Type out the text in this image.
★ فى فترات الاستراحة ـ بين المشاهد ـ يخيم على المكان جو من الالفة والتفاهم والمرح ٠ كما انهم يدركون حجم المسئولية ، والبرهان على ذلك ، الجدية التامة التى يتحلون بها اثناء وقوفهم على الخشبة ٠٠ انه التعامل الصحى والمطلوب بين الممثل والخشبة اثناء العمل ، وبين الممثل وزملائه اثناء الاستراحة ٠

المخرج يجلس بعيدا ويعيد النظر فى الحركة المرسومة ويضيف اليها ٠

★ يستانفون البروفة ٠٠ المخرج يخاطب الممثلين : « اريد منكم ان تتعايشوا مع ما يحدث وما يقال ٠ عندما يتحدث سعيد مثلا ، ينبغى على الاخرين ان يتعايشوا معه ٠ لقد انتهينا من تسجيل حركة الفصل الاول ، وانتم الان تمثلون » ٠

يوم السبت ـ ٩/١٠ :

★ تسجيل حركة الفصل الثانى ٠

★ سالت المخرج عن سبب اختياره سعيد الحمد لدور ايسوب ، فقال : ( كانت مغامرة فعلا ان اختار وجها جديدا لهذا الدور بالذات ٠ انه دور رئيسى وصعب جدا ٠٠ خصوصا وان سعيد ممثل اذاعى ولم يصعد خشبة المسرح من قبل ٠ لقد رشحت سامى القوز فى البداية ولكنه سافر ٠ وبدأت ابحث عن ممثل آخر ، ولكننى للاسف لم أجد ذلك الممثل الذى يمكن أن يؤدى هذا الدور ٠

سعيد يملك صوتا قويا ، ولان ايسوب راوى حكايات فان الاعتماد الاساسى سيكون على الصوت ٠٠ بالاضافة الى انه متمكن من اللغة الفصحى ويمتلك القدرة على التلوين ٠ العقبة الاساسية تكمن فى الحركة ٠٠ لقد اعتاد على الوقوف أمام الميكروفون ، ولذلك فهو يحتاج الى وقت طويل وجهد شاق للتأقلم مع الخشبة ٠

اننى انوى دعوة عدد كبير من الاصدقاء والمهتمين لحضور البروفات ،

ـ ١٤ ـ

#### [Direction]
Say only how many lines in the records carry the word "الفصل".

#### [Result of this task]
2